## 指示 1
文藝と時代をめぐるページ抜粋について、次の問いに答えてください。
(a) テエヌは、或る時代がどんな時代であったかを知るには何を吟味すればよいと考えたか？
(b) 本当の文藝は、自らの時代を反映するだけでなく、来るべき次の時代をどうしていなければならないとされているか？
(c) 次の時代へ少しも働きかけない文藝は、藝術であるよりも寧ろ何であると述べられているか？
## 指示 2
文藝と時代を論じたページ抜粋を、最後の一文の後から書き継いでください。

「近代」派と「超近代」派との戰

生田長江

 テエヌは、如何なる文藝でもが、その文藝を産んだところの時代を反映してゐる故、或る時代がどんな時代であつたかを知る爲めには、その時代の文藝がどんなものであつたかを吟味して見ればよいと考へた。

 この考へ自體は決して間違つた物ではない。しかし乍ら、これからほんの一歩を踏み出して、或る文藝がどんな文藝であるかを知る爲めには、それを産んだ時代がどんな物であるかを吟味して見ればよいと、そんな事をでも考へたとしたら、それは忽ちにして大變な()(びう)に陷つてしまふであらう。

 なぜと云つて、本當の文藝(一般に藝術と云つても構はない)はその文藝を産んだところの、その文藝が屬してゐるところの、時代を反映してゐるばかりでなく、更に來るべき次ぎの時代——より近き、並びにより遠き——をも豫感し、構想し、規定してゐなければならないからである。

 單にその時代から働きかけられてゐるだけで、次ぎの時代へ聊かも働きかけて行かないのは、結局非常に卑近な意味に於てでなければ、私達人類の生活に役立たないもので、謂はば低劣なる文藝であり、本當の藝術であるよりもウソの、僞りの藝術であり、藝術であるよりも寧ろ單なる遊戲である。

## 表示データ
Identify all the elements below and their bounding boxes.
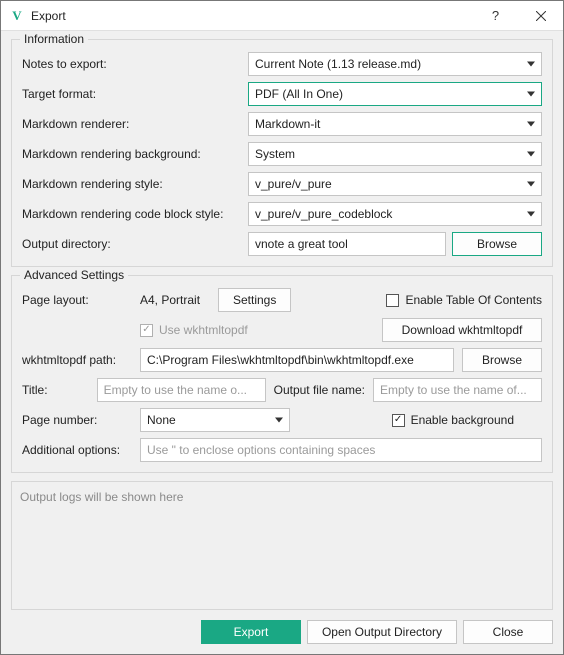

## 最終結果 1
(a) その時代の文藝がどんなものであったか
(b) 予感し、構想し、規定していなければならない
(c) 単なる遊戯

## 最終結果 2
 ()て日本の現在の文藝界を見るに、小説に於ては(もと)より、脚本に於ても、詩に於ても、その他如何なる形式の物に於ても、それを産んだ日本の現在の時代を、十分に、時には十分以上にさへ反映してゐないやうな作品は一もない。單にに此等の作品のめぼしいもの若干が保存されてゐるだけでも、後代の洞察力ある歴史家は、今の時代がどんなに淺薄な、どんなに低劣な、どんなに俗惡な人間共の舞臺であつたかを描き出す上に、何等の困難をも感じないことであらう。

 だがそれらの作品の中、()()ほどでも來るべき次ぎの時代を、次ぎの人類生活を豫感し、構想しもしくは規定してゐると云へるやうなものが、そもそもどれだけあるであらうか。

 それは勿論絶無ではない。のみならず、さうした作品を未だ書き得てゐないまでも、少くとも書かうと志してゐる人々は、それほどまれではないやうに思はれる。(これは特に、所謂社會問題に衷心からの興味を有つてゐる人々の場合にあてはまる。)

 しかも彼等の大抵が、右の如き作品を書かうと志し、時には十分書き得たとさへ自信してゐるにも係はらず、事實は矢張り現前の時代から働きかけられてゐるにすぎないやうな作品ばかりを書いて居り、多少にても將來の時代へ働きかけて行くやうな、如何なる作品をも書いてはゐないのである。

 それは何故であるか。

 彼等は今の時代の全體に對して、もしくは今の時代に根本精神をなしてゐるところの物に對して嘔吐感を抱くことが甚だ足りないので、今の時代の一角を、もしくは今の時代の一傾向を否定すると共に、天晴れ今の時代から奇麗にぬけ出してしまひ、新しい次ぎの時代に生きてゐるといふ風に自ら信ずるにもかかはらず、實際にはただ今の時代の一の片隅から他の片隅へ移つただけであり、今の時代に屬する一の思想を捨てて他の思想を取つただけであり、結局まだまだ本當に次ぎの時代を豫感し、構想し、規定し得るところまで來てゐないからである。

 今の時代の底の底を流れてゐる、また其脊髓となつてゐるところのものは、所謂近代精神であり、近代主義である。

 近代精神は三四百年を費して成長し圓熟した。圓熟の峠を通り越して、頽敗の阪を下りはじめてからでもだいぶになる。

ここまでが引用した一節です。